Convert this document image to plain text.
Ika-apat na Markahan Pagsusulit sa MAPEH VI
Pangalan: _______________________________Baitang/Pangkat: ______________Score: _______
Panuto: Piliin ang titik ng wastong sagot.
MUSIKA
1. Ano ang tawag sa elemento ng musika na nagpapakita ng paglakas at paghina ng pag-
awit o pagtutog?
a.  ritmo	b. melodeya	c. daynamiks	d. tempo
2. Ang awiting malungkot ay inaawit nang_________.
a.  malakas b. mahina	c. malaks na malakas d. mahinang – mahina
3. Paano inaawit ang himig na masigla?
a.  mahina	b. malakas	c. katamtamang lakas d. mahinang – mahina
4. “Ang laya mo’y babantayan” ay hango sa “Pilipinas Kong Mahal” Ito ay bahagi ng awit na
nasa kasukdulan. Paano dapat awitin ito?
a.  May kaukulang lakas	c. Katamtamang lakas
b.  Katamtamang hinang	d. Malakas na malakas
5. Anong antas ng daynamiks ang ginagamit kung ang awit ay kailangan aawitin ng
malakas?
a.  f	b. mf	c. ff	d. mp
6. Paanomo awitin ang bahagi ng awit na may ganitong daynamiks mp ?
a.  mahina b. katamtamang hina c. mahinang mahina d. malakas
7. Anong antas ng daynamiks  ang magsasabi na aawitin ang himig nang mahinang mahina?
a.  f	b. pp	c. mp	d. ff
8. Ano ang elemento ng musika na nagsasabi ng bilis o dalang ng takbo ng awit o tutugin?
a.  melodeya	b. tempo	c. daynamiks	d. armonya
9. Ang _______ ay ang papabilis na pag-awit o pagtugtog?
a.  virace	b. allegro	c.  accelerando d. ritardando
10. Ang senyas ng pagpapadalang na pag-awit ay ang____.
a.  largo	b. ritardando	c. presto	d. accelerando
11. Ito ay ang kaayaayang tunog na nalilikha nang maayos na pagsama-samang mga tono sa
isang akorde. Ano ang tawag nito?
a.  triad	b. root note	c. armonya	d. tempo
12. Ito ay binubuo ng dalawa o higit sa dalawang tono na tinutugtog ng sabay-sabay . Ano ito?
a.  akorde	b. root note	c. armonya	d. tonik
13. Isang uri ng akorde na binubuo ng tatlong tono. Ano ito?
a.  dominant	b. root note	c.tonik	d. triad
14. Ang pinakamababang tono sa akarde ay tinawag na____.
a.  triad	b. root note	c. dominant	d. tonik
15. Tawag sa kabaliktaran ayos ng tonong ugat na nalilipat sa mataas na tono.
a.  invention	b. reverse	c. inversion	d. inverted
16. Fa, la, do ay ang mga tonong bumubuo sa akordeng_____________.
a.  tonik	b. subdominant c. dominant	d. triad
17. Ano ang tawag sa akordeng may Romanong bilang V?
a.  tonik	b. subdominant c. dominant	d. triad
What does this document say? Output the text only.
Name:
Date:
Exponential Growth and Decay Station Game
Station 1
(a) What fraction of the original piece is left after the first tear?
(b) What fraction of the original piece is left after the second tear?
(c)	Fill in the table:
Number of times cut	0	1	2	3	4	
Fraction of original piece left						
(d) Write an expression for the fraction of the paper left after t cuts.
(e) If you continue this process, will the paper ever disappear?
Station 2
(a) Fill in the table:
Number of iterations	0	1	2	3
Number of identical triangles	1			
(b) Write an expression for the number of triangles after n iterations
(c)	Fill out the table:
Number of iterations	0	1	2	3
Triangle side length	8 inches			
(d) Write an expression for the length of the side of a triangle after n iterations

++++++++

Only the lines from the one that contains "What does this" to the end of the entries above should be given again, exactly and in full.

What does this document say? Output the text only.
Name:
Date:
Exponential Growth and Decay Station Game
Station 1
(a) What fraction of the original piece is left after the first tear?
(b) What fraction of the original piece is left after the second tear?
(c)	Fill in the table:
Number of times cut	0	1	2	3	4	
Fraction of original piece left						
(d) Write an expression for the fraction of the paper left after t cuts.
(e) If you continue this process, will the paper ever disappear?
Station 2
(a) Fill in the table:
Number of iterations	0	1	2	3
Number of identical triangles	1			
(b) Write an expression for the number of triangles after n iterations
(c)	Fill out the table:
Number of iterations	0	1	2	3
Triangle side length	8 inches			
(d) Write an expression for the length of the side of a triangle after n iterations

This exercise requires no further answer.